----- THE DATA -----

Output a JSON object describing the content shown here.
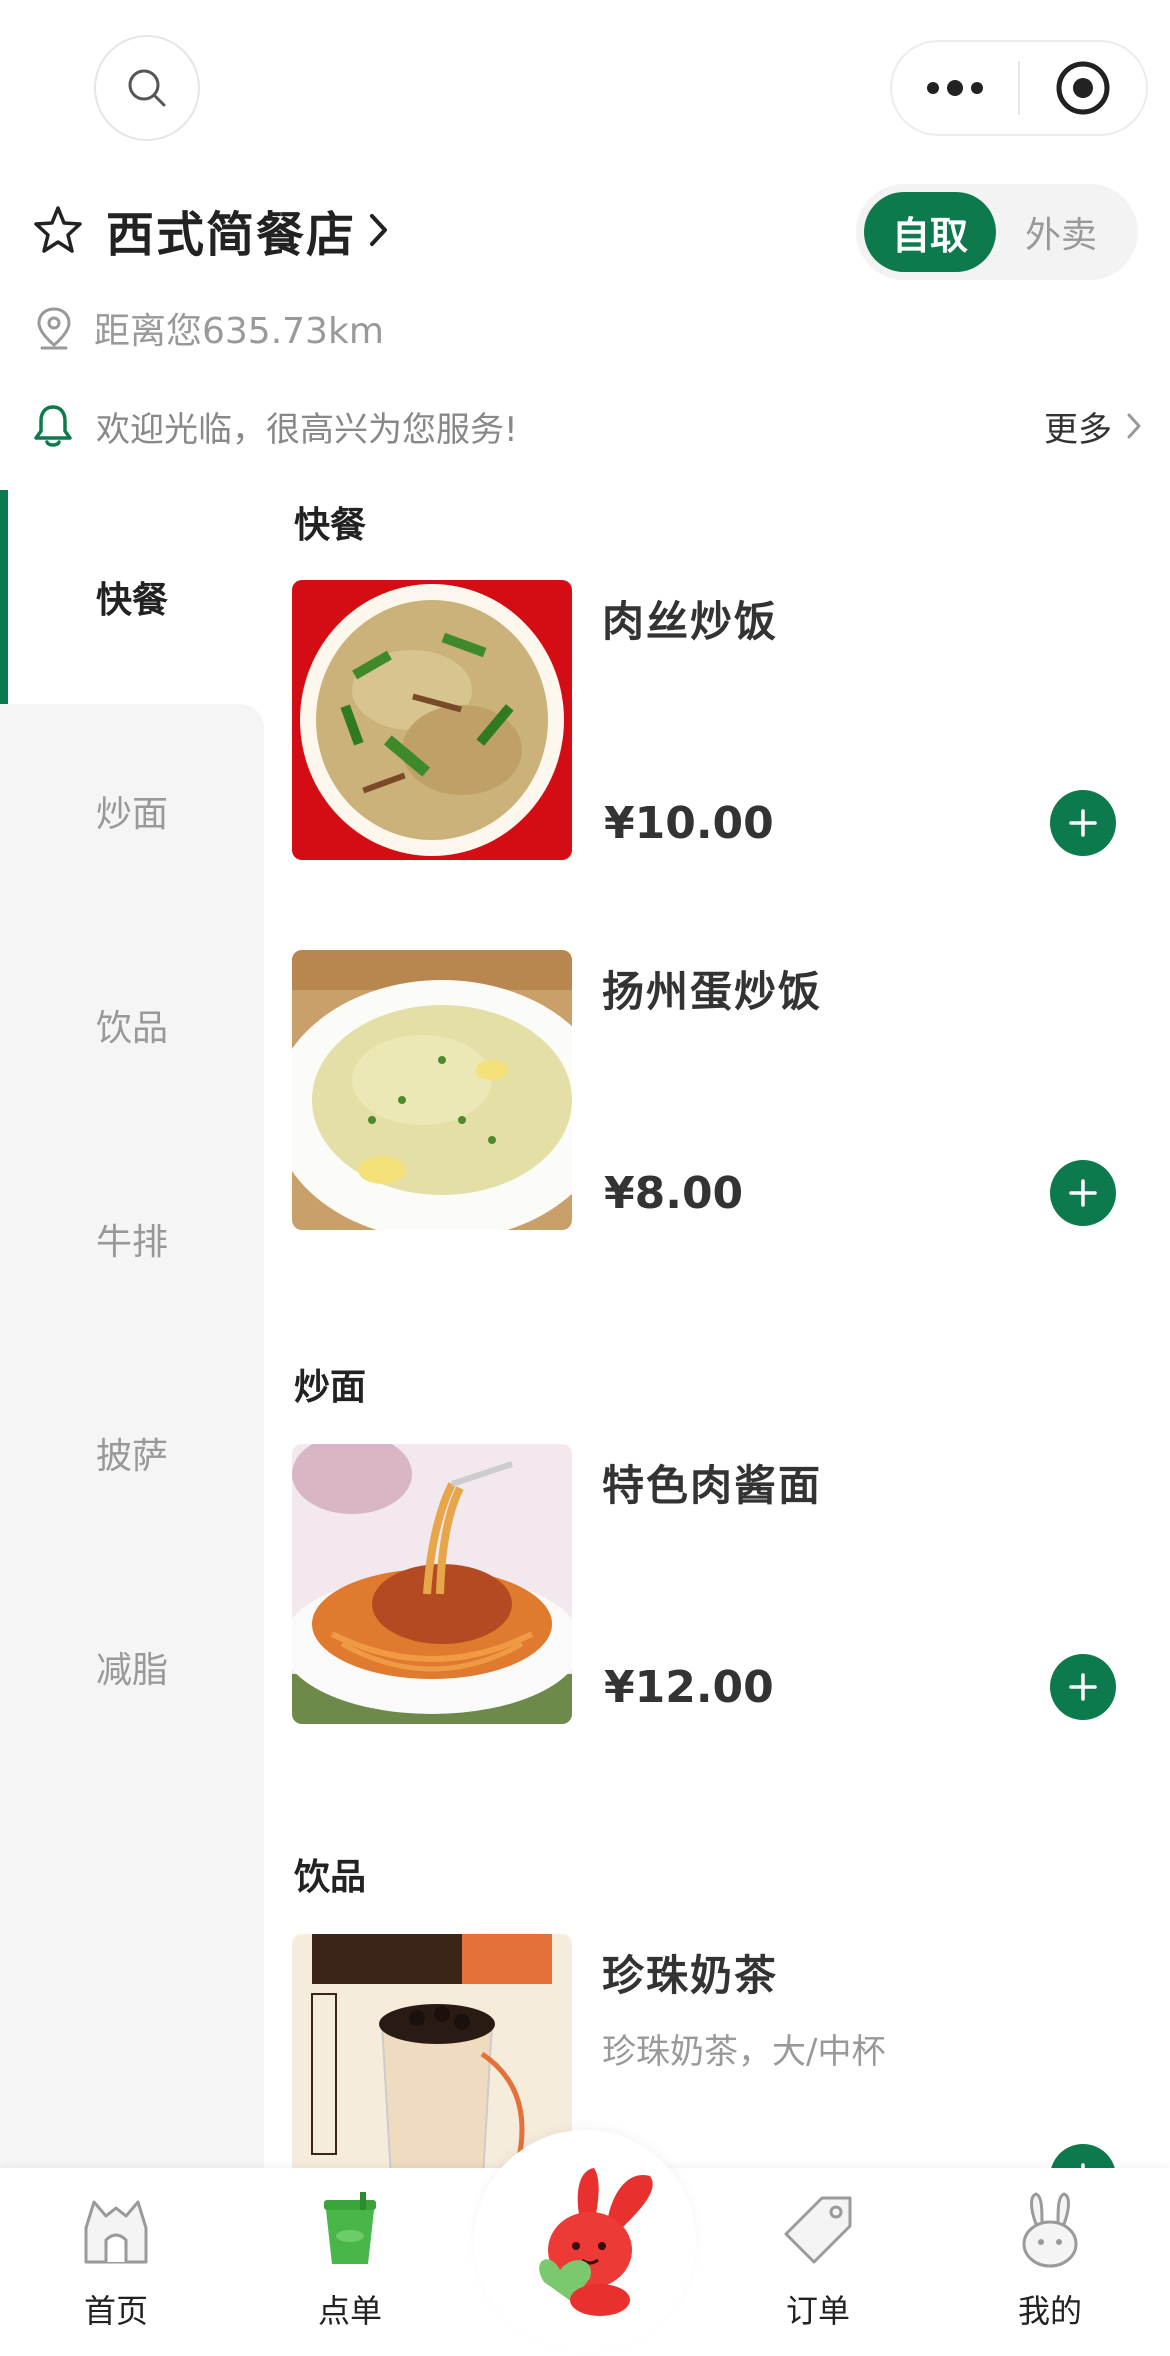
{
  "store": {
    "name": "西式简餐店",
    "distance": "距离您635.73km",
    "notice": "欢迎光临，很高兴为您服务!",
    "notice_more": "更多"
  },
  "mode": {
    "active": "自取",
    "inactive": "外卖"
  },
  "sidebar": {
    "items": [
      {
        "label": "快餐",
        "active": true
      },
      {
        "label": "炒面",
        "active": false
      },
      {
        "label": "饮品",
        "active": false
      },
      {
        "label": "牛排",
        "active": false
      },
      {
        "label": "披萨",
        "active": false
      },
      {
        "label": "减脂",
        "active": false
      }
    ]
  },
  "menu": {
    "sections": [
      {
        "title": "快餐",
        "dishes": [
          {
            "name": "肉丝炒饭",
            "price": "¥10.00",
            "description": ""
          },
          {
            "name": "扬州蛋炒饭",
            "price": "¥8.00",
            "description": ""
          }
        ]
      },
      {
        "title": "炒面",
        "dishes": [
          {
            "name": "特色肉酱面",
            "price": "¥12.00",
            "description": ""
          }
        ]
      },
      {
        "title": "饮品",
        "dishes": [
          {
            "name": "珍珠奶茶",
            "price": "",
            "description": "珍珠奶茶，大/中杯"
          }
        ]
      }
    ]
  },
  "tabbar": {
    "items": [
      {
        "label": "首页",
        "icon": "home-icon"
      },
      {
        "label": "点单",
        "icon": "order-cup-icon"
      },
      {
        "label": "订单",
        "icon": "tag-icon"
      },
      {
        "label": "我的",
        "icon": "rabbit-icon"
      }
    ]
  },
  "colors": {
    "accent": "#0d7a4e",
    "sidebar_bg": "#f5f5f5"
  }
}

-----

Take every line from the data that contains the word "icon".

        "icon": "home-icon"
        "icon": "order-cup-icon"
        "icon": "tag-icon"
        "icon": "rabbit-icon"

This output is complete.